┌────────

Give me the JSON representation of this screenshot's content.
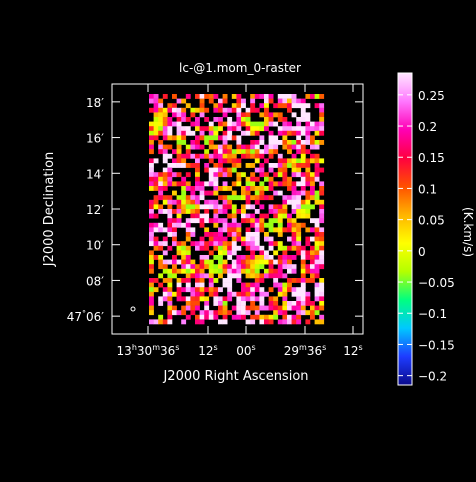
{
  "chart_data": {
    "type": "heatmap",
    "title": "lc-@1.mom_0-raster",
    "xlabel": "J2000 Right Ascension",
    "ylabel": "J2000 Declination",
    "colorbar_label": "(K.km/s)",
    "x_ticks": [
      {
        "h": "13",
        "m": "30",
        "s": "36"
      },
      {
        "h": "",
        "m": "",
        "s": "12"
      },
      {
        "h": "",
        "m": "",
        "s": "00"
      },
      {
        "h": "",
        "m": "29",
        "s": "36"
      },
      {
        "h": "",
        "m": "",
        "s": "12"
      }
    ],
    "y_ticks": [
      {
        "deg": "47",
        "min": "06"
      },
      {
        "deg": "",
        "min": "08"
      },
      {
        "deg": "",
        "min": "10"
      },
      {
        "deg": "",
        "min": "12"
      },
      {
        "deg": "",
        "min": "14"
      },
      {
        "deg": "",
        "min": "16"
      },
      {
        "deg": "",
        "min": "18"
      }
    ],
    "y_range_arcmin": [
      5.0,
      19.0
    ],
    "colorbar_ticks": [
      "0.25",
      "0.2",
      "0.15",
      "0.1",
      "0.05",
      "0",
      "−0.05",
      "−0.1",
      "−0.15",
      "−0.2"
    ],
    "colorbar_range": [
      -0.215,
      0.285
    ],
    "colormap": [
      "#0a0a8c",
      "#1e3cff",
      "#00c8ff",
      "#00ff80",
      "#b4ff00",
      "#ffff00",
      "#ffb400",
      "#ff5000",
      "#ff0040",
      "#ff00b4",
      "#ff78ff",
      "#ffe6ff"
    ],
    "grid": false,
    "legend": "colorbar-right",
    "beam_marker": "ellipse bottom-left",
    "background": "#000000",
    "foreground": "#ffffff"
  }
}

└────────

**EXERCISE OBJECTIVE**
Copy the records exactly. Skip the pictures.

**RESULT OF THE TASK**
Give me the JSON representation of this screenshot's content.
{
  "chart_data": {
    "type": "heatmap",
    "title": "lc-@1.mom_0-raster",
    "xlabel": "J2000 Right Ascension",
    "ylabel": "J2000 Declination",
    "colorbar_label": "(K.km/s)",
    "x_ticks": [
      {
        "h": "13",
        "m": "30",
        "s": "36"
      },
      {
        "h": "",
        "m": "",
        "s": "12"
      },
      {
        "h": "",
        "m": "",
        "s": "00"
      },
      {
        "h": "",
        "m": "29",
        "s": "36"
      },
      {
        "h": "",
        "m": "",
        "s": "12"
      }
    ],
    "y_ticks": [
      {
        "deg": "47",
        "min": "06"
      },
      {
        "deg": "",
        "min": "08"
      },
      {
        "deg": "",
        "min": "10"
      },
      {
        "deg": "",
        "min": "12"
      },
      {
        "deg": "",
        "min": "14"
      },
      {
        "deg": "",
        "min": "16"
      },
      {
        "deg": "",
        "min": "18"
      }
    ],
    "y_range_arcmin": [
      5.0,
      19.0
    ],
    "colorbar_ticks": [
      "0.25",
      "0.2",
      "0.15",
      "0.1",
      "0.05",
      "0",
      "−0.05",
      "−0.1",
      "−0.15",
      "−0.2"
    ],
    "colorbar_range": [
      -0.215,
      0.285
    ],
    "colormap": [
      "#0a0a8c",
      "#1e3cff",
      "#00c8ff",
      "#00ff80",
      "#b4ff00",
      "#ffff00",
      "#ffb400",
      "#ff5000",
      "#ff0040",
      "#ff00b4",
      "#ff78ff",
      "#ffe6ff"
    ],
    "grid": false,
    "legend": "colorbar-right",
    "beam_marker": "ellipse bottom-left",
    "background": "#000000",
    "foreground": "#ffffff"
  }
}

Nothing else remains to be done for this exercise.